DIRECTION | Copy out every line containing the word "extenso".

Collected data
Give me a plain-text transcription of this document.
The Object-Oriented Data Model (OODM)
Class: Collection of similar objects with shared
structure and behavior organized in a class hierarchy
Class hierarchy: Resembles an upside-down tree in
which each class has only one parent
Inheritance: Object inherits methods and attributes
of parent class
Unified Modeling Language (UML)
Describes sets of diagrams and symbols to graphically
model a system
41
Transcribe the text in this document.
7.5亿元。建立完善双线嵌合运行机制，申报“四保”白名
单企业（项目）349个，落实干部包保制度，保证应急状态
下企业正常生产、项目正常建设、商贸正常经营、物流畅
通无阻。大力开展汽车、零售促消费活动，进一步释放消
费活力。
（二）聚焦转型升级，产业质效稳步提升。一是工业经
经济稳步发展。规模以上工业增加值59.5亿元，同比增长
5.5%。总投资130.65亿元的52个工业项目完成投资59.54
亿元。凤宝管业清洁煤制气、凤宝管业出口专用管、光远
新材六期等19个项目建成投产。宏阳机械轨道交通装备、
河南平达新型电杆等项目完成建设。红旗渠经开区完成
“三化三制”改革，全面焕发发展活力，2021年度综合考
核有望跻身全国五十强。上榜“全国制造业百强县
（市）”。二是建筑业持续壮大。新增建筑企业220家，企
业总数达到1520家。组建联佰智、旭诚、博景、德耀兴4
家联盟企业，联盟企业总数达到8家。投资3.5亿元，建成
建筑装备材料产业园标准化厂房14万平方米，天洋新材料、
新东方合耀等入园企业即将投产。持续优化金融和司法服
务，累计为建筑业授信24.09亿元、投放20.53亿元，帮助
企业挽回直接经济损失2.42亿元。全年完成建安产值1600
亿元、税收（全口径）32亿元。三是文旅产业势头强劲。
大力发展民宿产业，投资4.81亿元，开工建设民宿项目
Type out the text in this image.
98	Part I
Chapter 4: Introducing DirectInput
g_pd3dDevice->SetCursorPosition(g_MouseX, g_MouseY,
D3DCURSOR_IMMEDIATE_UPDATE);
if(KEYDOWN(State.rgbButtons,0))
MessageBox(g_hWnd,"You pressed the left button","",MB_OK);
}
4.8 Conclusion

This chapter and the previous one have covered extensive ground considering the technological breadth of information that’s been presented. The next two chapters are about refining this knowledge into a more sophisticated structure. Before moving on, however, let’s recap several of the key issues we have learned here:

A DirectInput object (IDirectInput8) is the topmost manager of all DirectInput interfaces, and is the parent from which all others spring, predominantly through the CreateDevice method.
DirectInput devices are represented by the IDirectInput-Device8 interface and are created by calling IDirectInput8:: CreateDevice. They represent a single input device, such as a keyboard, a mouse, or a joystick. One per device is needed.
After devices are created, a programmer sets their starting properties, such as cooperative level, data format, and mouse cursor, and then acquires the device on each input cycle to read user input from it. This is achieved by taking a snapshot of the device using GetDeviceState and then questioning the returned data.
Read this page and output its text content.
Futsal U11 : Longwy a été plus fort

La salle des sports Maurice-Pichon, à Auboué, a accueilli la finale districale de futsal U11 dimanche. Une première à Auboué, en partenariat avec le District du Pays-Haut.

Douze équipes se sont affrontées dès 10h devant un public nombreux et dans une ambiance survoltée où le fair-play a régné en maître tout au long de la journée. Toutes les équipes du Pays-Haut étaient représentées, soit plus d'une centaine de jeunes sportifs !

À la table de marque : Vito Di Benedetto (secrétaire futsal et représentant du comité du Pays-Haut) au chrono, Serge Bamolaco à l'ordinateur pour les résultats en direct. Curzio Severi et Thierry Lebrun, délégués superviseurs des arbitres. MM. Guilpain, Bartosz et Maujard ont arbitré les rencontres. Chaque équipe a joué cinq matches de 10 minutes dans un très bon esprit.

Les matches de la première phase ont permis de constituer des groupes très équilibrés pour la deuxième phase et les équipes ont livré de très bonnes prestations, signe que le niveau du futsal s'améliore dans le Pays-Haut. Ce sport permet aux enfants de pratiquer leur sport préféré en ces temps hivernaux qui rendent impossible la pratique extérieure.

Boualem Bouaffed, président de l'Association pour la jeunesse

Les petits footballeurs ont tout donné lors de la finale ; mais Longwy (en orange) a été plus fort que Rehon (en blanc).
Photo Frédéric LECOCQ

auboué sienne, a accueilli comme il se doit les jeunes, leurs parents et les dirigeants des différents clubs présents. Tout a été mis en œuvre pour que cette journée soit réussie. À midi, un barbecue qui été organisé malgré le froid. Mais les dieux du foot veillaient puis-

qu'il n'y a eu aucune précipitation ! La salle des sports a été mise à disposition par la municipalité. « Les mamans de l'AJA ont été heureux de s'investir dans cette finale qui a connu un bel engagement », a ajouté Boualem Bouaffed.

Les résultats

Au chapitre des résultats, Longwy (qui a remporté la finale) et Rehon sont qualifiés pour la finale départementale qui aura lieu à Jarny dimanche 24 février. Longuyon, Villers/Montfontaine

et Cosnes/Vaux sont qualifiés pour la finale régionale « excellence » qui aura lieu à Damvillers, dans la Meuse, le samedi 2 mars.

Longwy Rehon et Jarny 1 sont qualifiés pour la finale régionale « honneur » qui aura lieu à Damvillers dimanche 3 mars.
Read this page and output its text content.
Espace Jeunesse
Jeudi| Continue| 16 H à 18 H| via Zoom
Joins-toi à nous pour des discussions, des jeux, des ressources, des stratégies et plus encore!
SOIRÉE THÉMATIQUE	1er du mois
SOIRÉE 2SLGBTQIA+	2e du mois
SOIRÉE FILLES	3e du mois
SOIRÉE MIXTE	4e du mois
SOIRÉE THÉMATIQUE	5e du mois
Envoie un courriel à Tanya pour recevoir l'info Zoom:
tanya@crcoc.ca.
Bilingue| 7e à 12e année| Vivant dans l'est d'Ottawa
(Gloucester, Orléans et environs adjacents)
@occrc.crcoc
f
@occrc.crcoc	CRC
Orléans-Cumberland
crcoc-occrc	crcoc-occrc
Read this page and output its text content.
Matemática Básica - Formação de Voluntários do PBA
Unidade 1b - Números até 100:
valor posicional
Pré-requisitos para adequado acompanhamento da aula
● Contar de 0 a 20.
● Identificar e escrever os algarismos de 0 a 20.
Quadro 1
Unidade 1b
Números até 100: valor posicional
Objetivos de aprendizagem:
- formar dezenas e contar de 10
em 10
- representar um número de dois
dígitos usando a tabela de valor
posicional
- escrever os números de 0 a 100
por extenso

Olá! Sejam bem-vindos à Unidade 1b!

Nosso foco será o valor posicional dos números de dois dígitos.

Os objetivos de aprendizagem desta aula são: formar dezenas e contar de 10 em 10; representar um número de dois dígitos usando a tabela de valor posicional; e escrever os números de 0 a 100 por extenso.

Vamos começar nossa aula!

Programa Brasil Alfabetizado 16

WRITTEN SOLUTION |
por extenso
Os objetivos de aprendizagem desta aula são: formar dezenas e contar de 10 em 10; representar um número de dois dígitos usando a tabela de valor posicional; e escrever os números de 0 a 100 por extenso.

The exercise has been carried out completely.